→ **SET TASK**:
Would you extract the whole listing below and retype it exactly?

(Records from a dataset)
>>>>
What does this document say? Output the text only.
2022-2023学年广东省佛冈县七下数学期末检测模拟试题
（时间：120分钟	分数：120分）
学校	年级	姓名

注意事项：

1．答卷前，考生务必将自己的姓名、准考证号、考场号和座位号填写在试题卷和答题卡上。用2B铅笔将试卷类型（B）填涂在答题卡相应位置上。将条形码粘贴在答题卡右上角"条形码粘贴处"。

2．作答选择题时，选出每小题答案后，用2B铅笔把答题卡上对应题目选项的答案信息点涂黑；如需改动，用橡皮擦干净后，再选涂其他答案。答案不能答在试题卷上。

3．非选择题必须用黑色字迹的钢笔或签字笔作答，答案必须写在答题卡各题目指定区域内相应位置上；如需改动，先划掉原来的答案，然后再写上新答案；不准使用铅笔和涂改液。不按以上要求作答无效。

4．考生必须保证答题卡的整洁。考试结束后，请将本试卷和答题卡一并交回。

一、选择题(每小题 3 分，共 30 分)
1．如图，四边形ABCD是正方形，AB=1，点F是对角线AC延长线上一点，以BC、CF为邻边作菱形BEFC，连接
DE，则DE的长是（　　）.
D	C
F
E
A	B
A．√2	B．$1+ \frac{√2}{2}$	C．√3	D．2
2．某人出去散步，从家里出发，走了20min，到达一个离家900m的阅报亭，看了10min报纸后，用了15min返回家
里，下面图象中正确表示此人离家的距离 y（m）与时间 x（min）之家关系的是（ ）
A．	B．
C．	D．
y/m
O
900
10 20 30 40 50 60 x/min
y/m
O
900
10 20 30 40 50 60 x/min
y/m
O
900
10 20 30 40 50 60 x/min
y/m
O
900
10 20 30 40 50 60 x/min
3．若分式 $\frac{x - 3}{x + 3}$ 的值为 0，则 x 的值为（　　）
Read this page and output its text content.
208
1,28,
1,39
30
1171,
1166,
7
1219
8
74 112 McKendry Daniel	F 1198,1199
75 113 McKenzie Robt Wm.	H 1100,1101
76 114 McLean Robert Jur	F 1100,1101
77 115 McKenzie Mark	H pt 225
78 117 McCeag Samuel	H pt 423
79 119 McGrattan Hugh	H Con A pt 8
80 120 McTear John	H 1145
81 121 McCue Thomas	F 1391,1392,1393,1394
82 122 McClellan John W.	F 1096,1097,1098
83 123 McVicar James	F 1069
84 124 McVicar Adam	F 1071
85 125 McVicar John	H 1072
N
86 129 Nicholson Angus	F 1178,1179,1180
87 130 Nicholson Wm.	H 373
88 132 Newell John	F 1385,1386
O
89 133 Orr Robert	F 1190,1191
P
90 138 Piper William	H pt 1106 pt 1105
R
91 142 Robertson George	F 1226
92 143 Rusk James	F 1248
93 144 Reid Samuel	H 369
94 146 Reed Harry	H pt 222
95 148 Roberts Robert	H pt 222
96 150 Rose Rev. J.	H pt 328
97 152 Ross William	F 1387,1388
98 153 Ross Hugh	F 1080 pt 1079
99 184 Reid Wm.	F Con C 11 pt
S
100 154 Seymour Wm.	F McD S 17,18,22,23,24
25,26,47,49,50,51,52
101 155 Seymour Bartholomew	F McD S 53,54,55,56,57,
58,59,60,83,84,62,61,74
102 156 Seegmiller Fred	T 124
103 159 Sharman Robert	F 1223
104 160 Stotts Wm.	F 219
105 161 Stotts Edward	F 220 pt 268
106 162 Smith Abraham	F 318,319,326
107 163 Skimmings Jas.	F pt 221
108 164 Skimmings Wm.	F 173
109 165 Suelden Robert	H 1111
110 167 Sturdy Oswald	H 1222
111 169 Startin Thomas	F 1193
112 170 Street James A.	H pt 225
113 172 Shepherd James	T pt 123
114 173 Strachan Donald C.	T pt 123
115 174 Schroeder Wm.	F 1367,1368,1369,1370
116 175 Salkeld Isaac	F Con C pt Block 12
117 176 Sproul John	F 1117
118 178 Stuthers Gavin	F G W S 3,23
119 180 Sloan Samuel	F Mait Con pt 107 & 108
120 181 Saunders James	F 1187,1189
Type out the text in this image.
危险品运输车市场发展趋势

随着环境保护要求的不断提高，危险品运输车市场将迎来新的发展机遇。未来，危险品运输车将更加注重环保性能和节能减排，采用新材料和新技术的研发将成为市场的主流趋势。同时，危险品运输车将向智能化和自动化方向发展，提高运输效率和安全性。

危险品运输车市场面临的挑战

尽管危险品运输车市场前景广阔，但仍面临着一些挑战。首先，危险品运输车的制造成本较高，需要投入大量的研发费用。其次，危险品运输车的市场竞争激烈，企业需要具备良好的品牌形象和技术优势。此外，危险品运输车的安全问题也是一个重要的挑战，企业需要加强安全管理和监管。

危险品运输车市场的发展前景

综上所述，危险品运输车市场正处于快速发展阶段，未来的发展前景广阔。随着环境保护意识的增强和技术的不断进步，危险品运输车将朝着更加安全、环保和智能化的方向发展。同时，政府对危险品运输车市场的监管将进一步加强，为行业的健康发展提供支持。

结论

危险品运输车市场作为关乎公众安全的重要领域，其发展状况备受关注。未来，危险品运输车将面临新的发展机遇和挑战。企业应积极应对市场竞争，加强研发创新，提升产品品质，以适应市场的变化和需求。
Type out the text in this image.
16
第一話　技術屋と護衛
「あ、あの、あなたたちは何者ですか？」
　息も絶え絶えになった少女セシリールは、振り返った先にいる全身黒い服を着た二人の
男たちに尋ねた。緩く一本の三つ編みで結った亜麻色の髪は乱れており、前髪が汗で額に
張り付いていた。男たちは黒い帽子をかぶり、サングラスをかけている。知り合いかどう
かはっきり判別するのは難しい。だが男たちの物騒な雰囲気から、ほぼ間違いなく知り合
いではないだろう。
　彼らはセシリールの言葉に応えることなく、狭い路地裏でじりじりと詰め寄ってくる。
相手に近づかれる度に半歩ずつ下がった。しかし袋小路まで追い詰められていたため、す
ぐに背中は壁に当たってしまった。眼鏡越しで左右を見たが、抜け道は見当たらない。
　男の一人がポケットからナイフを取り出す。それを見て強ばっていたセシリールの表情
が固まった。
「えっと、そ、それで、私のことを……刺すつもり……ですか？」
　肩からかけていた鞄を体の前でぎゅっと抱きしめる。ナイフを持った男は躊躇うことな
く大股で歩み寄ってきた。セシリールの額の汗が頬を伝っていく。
<<<<
→ **RESULT OF THE EXERCISE**:
What does this document say? Output the text only.
2022-2023学年广东省佛冈县七下数学期末检测模拟试题
（时间：120分钟	分数：120分）
学校	年级	姓名

注意事项：

1．答卷前，考生务必将自己的姓名、准考证号、考场号和座位号填写在试题卷和答题卡上。用2B铅笔将试卷类型（B）填涂在答题卡相应位置上。将条形码粘贴在答题卡右上角"条形码粘贴处"。

2．作答选择题时，选出每小题答案后，用2B铅笔把答题卡上对应题目选项的答案信息点涂黑；如需改动，用橡皮擦干净后，再选涂其他答案。答案不能答在试题卷上。

3．非选择题必须用黑色字迹的钢笔或签字笔作答，答案必须写在答题卡各题目指定区域内相应位置上；如需改动，先划掉原来的答案，然后再写上新答案；不准使用铅笔和涂改液。不按以上要求作答无效。

4．考生必须保证答题卡的整洁。考试结束后，请将本试卷和答题卡一并交回。

一、选择题(每小题 3 分，共 30 分)
1．如图，四边形ABCD是正方形，AB=1，点F是对角线AC延长线上一点，以BC、CF为邻边作菱形BEFC，连接
DE，则DE的长是（　　）.
D	C
F
E
A	B
A．√2	B．$1+ \frac{√2}{2}$	C．√3	D．2
2．某人出去散步，从家里出发，走了20min，到达一个离家900m的阅报亭，看了10min报纸后，用了15min返回家
里，下面图象中正确表示此人离家的距离 y（m）与时间 x（min）之家关系的是（ ）
A．	B．
C．	D．
y/m
O
900
10 20 30 40 50 60 x/min
y/m
O
900
10 20 30 40 50 60 x/min
y/m
O
900
10 20 30 40 50 60 x/min
y/m
O
900
10 20 30 40 50 60 x/min
3．若分式 $\frac{x - 3}{x + 3}$ 的值为 0，则 x 的值为（　　）
Read this page and output its text content.
208
1,28,
1,39
30
1171,
1166,
7
1219
8
74 112 McKendry Daniel	F 1198,1199
75 113 McKenzie Robt Wm.	H 1100,1101
76 114 McLean Robert Jur	F 1100,1101
77 115 McKenzie Mark	H pt 225
78 117 McCeag Samuel	H pt 423
79 119 McGrattan Hugh	H Con A pt 8
80 120 McTear John	H 1145
81 121 McCue Thomas	F 1391,1392,1393,1394
82 122 McClellan John W.	F 1096,1097,1098
83 123 McVicar James	F 1069
84 124 McVicar Adam	F 1071
85 125 McVicar John	H 1072
N
86 129 Nicholson Angus	F 1178,1179,1180
87 130 Nicholson Wm.	H 373
88 132 Newell John	F 1385,1386
O
89 133 Orr Robert	F 1190,1191
P
90 138 Piper William	H pt 1106 pt 1105
R
91 142 Robertson George	F 1226
92 143 Rusk James	F 1248
93 144 Reid Samuel	H 369
94 146 Reed Harry	H pt 222
95 148 Roberts Robert	H pt 222
96 150 Rose Rev. J.	H pt 328
97 152 Ross William	F 1387,1388
98 153 Ross Hugh	F 1080 pt 1079
99 184 Reid Wm.	F Con C 11 pt
S
100 154 Seymour Wm.	F McD S 17,18,22,23,24
25,26,47,49,50,51,52
101 155 Seymour Bartholomew	F McD S 53,54,55,56,57,
58,59,60,83,84,62,61,74
102 156 Seegmiller Fred	T 124
103 159 Sharman Robert	F 1223
104 160 Stotts Wm.	F 219
105 161 Stotts Edward	F 220 pt 268
106 162 Smith Abraham	F 318,319,326
107 163 Skimmings Jas.	F pt 221
108 164 Skimmings Wm.	F 173
109 165 Suelden Robert	H 1111
110 167 Sturdy Oswald	H 1222
111 169 Startin Thomas	F 1193
112 170 Street James A.	H pt 225
113 172 Shepherd James	T pt 123
114 173 Strachan Donald C.	T pt 123
115 174 Schroeder Wm.	F 1367,1368,1369,1370
116 175 Salkeld Isaac	F Con C pt Block 12
117 176 Sproul John	F 1117
118 178 Stuthers Gavin	F G W S 3,23
119 180 Sloan Samuel	F Mait Con pt 107 & 108
120 181 Saunders James	F 1187,1189
Type out the text in this image.
危险品运输车市场发展趋势

随着环境保护要求的不断提高，危险品运输车市场将迎来新的发展机遇。未来，危险品运输车将更加注重环保性能和节能减排，采用新材料和新技术的研发将成为市场的主流趋势。同时，危险品运输车将向智能化和自动化方向发展，提高运输效率和安全性。

危险品运输车市场面临的挑战

尽管危险品运输车市场前景广阔，但仍面临着一些挑战。首先，危险品运输车的制造成本较高，需要投入大量的研发费用。其次，危险品运输车的市场竞争激烈，企业需要具备良好的品牌形象和技术优势。此外，危险品运输车的安全问题也是一个重要的挑战，企业需要加强安全管理和监管。

危险品运输车市场的发展前景

综上所述，危险品运输车市场正处于快速发展阶段，未来的发展前景广阔。随着环境保护意识的增强和技术的不断进步，危险品运输车将朝着更加安全、环保和智能化的方向发展。同时，政府对危险品运输车市场的监管将进一步加强，为行业的健康发展提供支持。

结论

危险品运输车市场作为关乎公众安全的重要领域，其发展状况备受关注。未来，危险品运输车将面临新的发展机遇和挑战。企业应积极应对市场竞争，加强研发创新，提升产品品质，以适应市场的变化和需求。
Type out the text in this image.
16
第一話　技術屋と護衛
「あ、あの、あなたたちは何者ですか？」
　息も絶え絶えになった少女セシリールは、振り返った先にいる全身黒い服を着た二人の
男たちに尋ねた。緩く一本の三つ編みで結った亜麻色の髪は乱れており、前髪が汗で額に
張り付いていた。男たちは黒い帽子をかぶり、サングラスをかけている。知り合いかどう
かはっきり判別するのは難しい。だが男たちの物騒な雰囲気から、ほぼ間違いなく知り合
いではないだろう。
　彼らはセシリールの言葉に応えることなく、狭い路地裏でじりじりと詰め寄ってくる。
相手に近づかれる度に半歩ずつ下がった。しかし袋小路まで追い詰められていたため、す
ぐに背中は壁に当たってしまった。眼鏡越しで左右を見たが、抜け道は見当たらない。
　男の一人がポケットからナイフを取り出す。それを見て強ばっていたセシリールの表情
が固まった。
「えっと、そ、それで、私のことを……刺すつもり……ですか？」
　肩からかけていた鞄を体の前でぎゅっと抱きしめる。ナイフを持った男は躊躇うことな
く大股で歩み寄ってきた。セシリールの額の汗が頬を伝っていく。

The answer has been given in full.